Transcribe the listing in full, excluding any pictures.

* BEGIN Information provided *

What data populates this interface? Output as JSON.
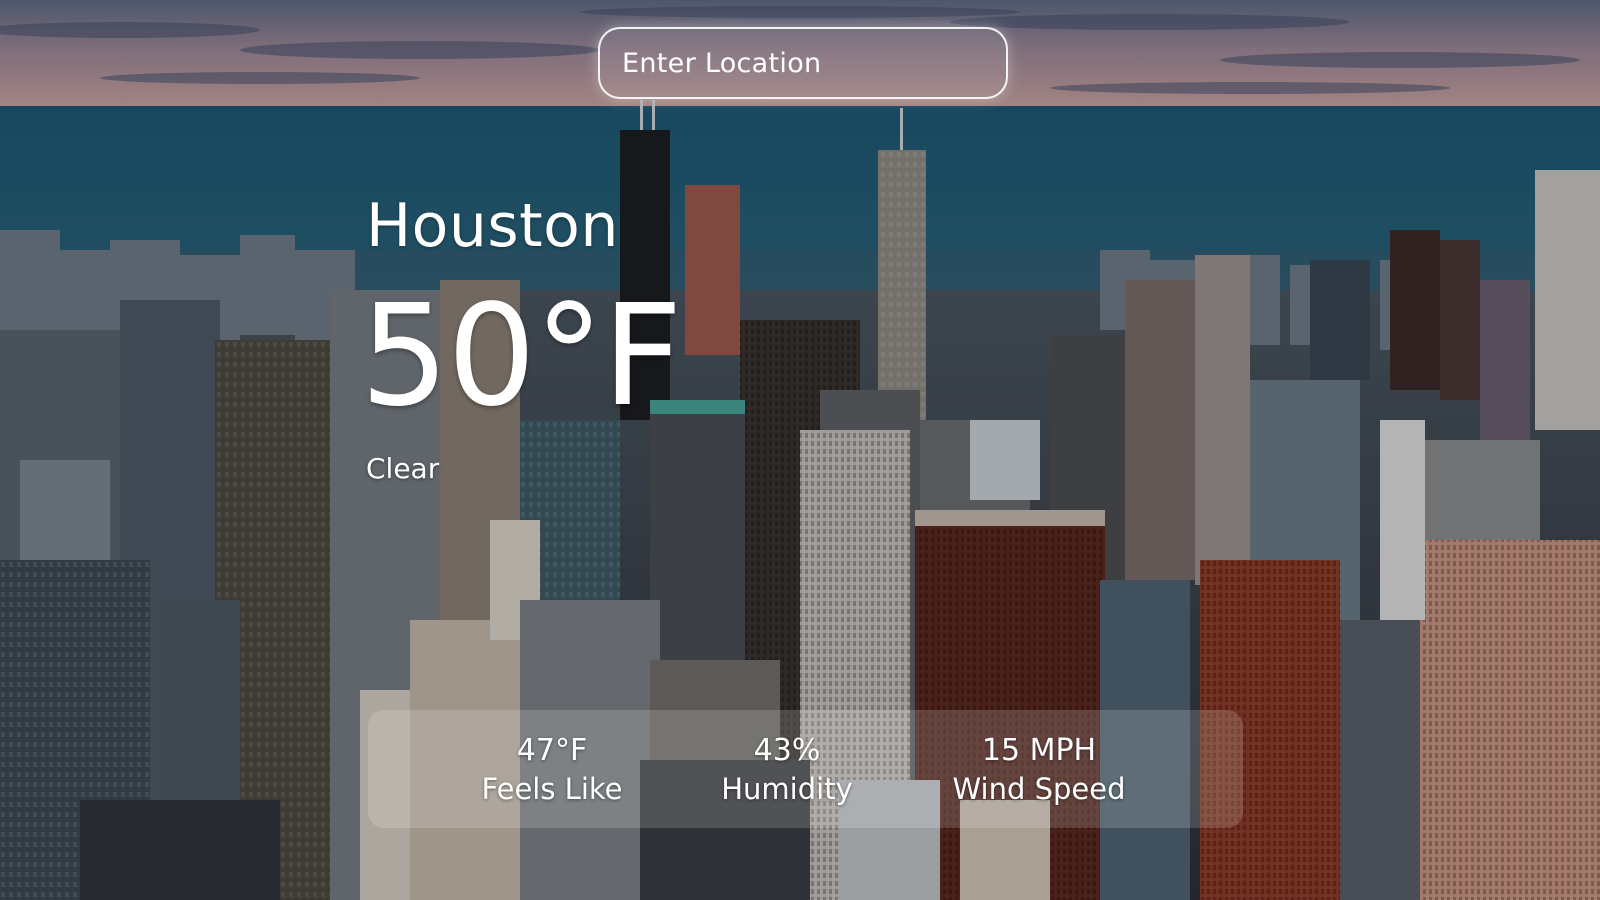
{
  "search": {
    "placeholder": "Enter Location"
  },
  "current": {
    "city": "Houston",
    "temperature": "50°F",
    "condition": "Clear"
  },
  "stats": {
    "feels_like": {
      "value": "47°F",
      "label": "Feels Like"
    },
    "humidity": {
      "value": "43%",
      "label": "Humidity"
    },
    "wind_speed": {
      "value": "15 MPH",
      "label": "Wind Speed"
    }
  },
  "background": {
    "description_icon": "city-skyline-photo",
    "sky_color": "#8a7d90",
    "water_color": "#1f4a63"
  }
}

* END Information provided *

* _Answer for this exercise_
What data populates this interface? Output as JSON.
{
  "search": {
    "placeholder": "Enter Location"
  },
  "current": {
    "city": "Houston",
    "temperature": "50°F",
    "condition": "Clear"
  },
  "stats": {
    "feels_like": {
      "value": "47°F",
      "label": "Feels Like"
    },
    "humidity": {
      "value": "43%",
      "label": "Humidity"
    },
    "wind_speed": {
      "value": "15 MPH",
      "label": "Wind Speed"
    }
  },
  "background": {
    "description_icon": "city-skyline-photo",
    "sky_color": "#8a7d90",
    "water_color": "#1f4a63"
  }
}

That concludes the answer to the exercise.